* **Exercise directions**
Write out all records as given; omit images.

* **Listed entries**
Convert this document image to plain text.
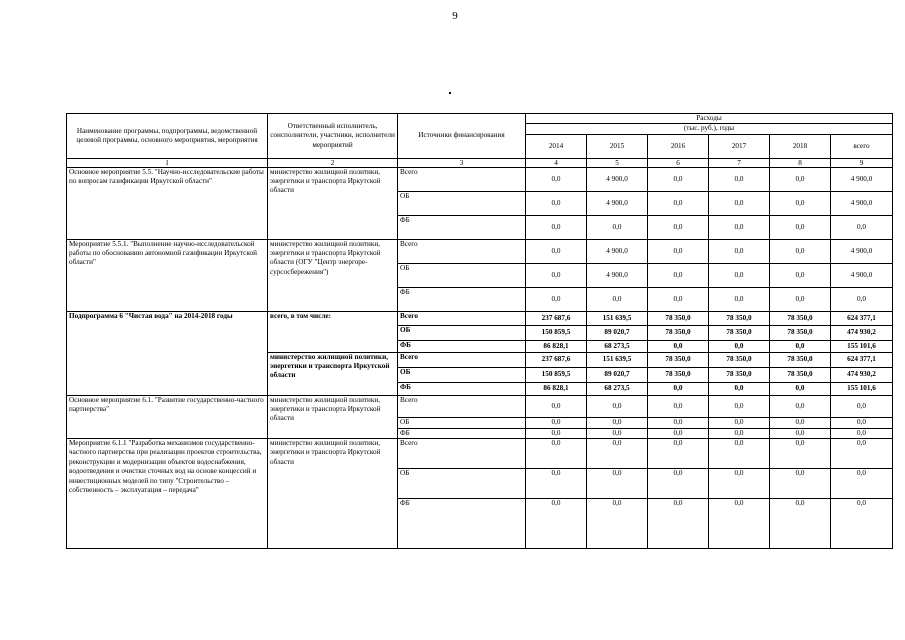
9
Наименование программы, подпрограммы, ведомственной целевой программы, основного мероприятия, мероприятия	Ответственный исполнитель, соисполнители, участники, исполнители мероприятий	Источники финансирования	Расходы					
			(тыс. руб.), годы					
			2014	2015	2016	2017	2018	всего
1	2	3	4	5	6	7	8	9
Основное мероприятие 5.5. "Научно-исследовательские работы по вопросам газификации Иркутской области"	министерство жилищной политики, энергетики и транспорта Иркутской области	Всего	0,0	4 900,0	0,0	0,0	0,0	4 900,0
		ОБ	0,0	4 900,0	0,0	0,0	0,0	4 900,0
		ФБ	0,0	0,0	0,0	0,0	0,0	0,0
Мероприятие 5.5.1. "Выполнение научно-исследовательской работы по обоснованию автономной газификации Иркутской области"	министерство жилищной политики, энергетики и транспорта Иркутской области (ОГУ "Центр энергоре-сурсосбережения")	Всего	0,0	4 900,0	0,0	0,0	0,0	4 900,0
		ОБ	0,0	4 900,0	0,0	0,0	0,0	4 900,0
		ФБ	0,0	0,0	0,0	0,0	0,0	0,0
Подпрограмма 6 "Чистая вода" на 2014-2018 годы	всего, в том числе:	Всего	237 687,6	151 639,5	78 350,0	78 350,0	78 350,0	624 377,1
		ОБ	150 859,5	89 020,7	78 350,0	78 350,0	78 350,0	474 930,2
		ФБ	86 828,1	68 273,5	0,0	0,0	0,0	155 101,6
	министерство жилищной политики, энергетики и транспорта Иркутской области	Всего	237 687,6	151 639,5	78 350,0	78 350,0	78 350,0	624 377,1
		ОБ	150 859,5	89 020,7	78 350,0	78 350,0	78 350,0	474 930,2
		ФБ	86 828,1	68 273,5	0,0	0,0	0,0	155 101,6
Основное мероприятие 6.1. "Развитие государственно-частного партнерства"	министерство жилищной политики, энергетики и транспорта Иркутской области	Всего	0,0	0,0	0,0	0,0	0,0	0,0
		ОБ	0,0	0,0	0,0	0,0	0,0	0,0
		ФБ	0,0	0,0	0,0	0,0	0,0	0,0
Мероприятие 6.1.1 "Разработка механизмов государственно-частного партнерства при реализации проектов строительства, реконструкции и модернизации объектов водоснабжения, водоотведения и очистки сточных вод на основе концессий и инвестиционных моделей по типу "Строительство – собственность – эксплуатация – передача"	министерство жилищной политики, энергетики и транспорта Иркутской области	Всего	0,0	0,0	0,0	0,0	0,0	0,0
		ОБ	0,0	0,0	0,0	0,0	0,0	0,0
		ФБ	0,0	0,0	0,0	0,0	0,0	0,0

* **The response**
Convert this document image to plain text.
9
Наименование программы, подпрограммы, ведомственной целевой программы, основного мероприятия, мероприятия	Ответственный исполнитель, соисполнители, участники, исполнители мероприятий	Источники финансирования	Расходы					
			(тыс. руб.), годы					
			2014	2015	2016	2017	2018	всего
1	2	3	4	5	6	7	8	9
Основное мероприятие 5.5. "Научно-исследовательские работы по вопросам газификации Иркутской области"	министерство жилищной политики, энергетики и транспорта Иркутской области	Всего	0,0	4 900,0	0,0	0,0	0,0	4 900,0
		ОБ	0,0	4 900,0	0,0	0,0	0,0	4 900,0
		ФБ	0,0	0,0	0,0	0,0	0,0	0,0
Мероприятие 5.5.1. "Выполнение научно-исследовательской работы по обоснованию автономной газификации Иркутской области"	министерство жилищной политики, энергетики и транспорта Иркутской области (ОГУ "Центр энергоре-сурсосбережения")	Всего	0,0	4 900,0	0,0	0,0	0,0	4 900,0
		ОБ	0,0	4 900,0	0,0	0,0	0,0	4 900,0
		ФБ	0,0	0,0	0,0	0,0	0,0	0,0
Подпрограмма 6 "Чистая вода" на 2014-2018 годы	всего, в том числе:	Всего	237 687,6	151 639,5	78 350,0	78 350,0	78 350,0	624 377,1
		ОБ	150 859,5	89 020,7	78 350,0	78 350,0	78 350,0	474 930,2
		ФБ	86 828,1	68 273,5	0,0	0,0	0,0	155 101,6
	министерство жилищной политики, энергетики и транспорта Иркутской области	Всего	237 687,6	151 639,5	78 350,0	78 350,0	78 350,0	624 377,1
		ОБ	150 859,5	89 020,7	78 350,0	78 350,0	78 350,0	474 930,2
		ФБ	86 828,1	68 273,5	0,0	0,0	0,0	155 101,6
Основное мероприятие 6.1. "Развитие государственно-частного партнерства"	министерство жилищной политики, энергетики и транспорта Иркутской области	Всего	0,0	0,0	0,0	0,0	0,0	0,0
		ОБ	0,0	0,0	0,0	0,0	0,0	0,0
		ФБ	0,0	0,0	0,0	0,0	0,0	0,0
Мероприятие 6.1.1 "Разработка механизмов государственно-частного партнерства при реализации проектов строительства, реконструкции и модернизации объектов водоснабжения, водоотведения и очистки сточных вод на основе концессий и инвестиционных моделей по типу "Строительство – собственность – эксплуатация – передача"	министерство жилищной политики, энергетики и транспорта Иркутской области	Всего	0,0	0,0	0,0	0,0	0,0	0,0
		ОБ	0,0	0,0	0,0	0,0	0,0	0,0
		ФБ	0,0	0,0	0,0	0,0	0,0	0,0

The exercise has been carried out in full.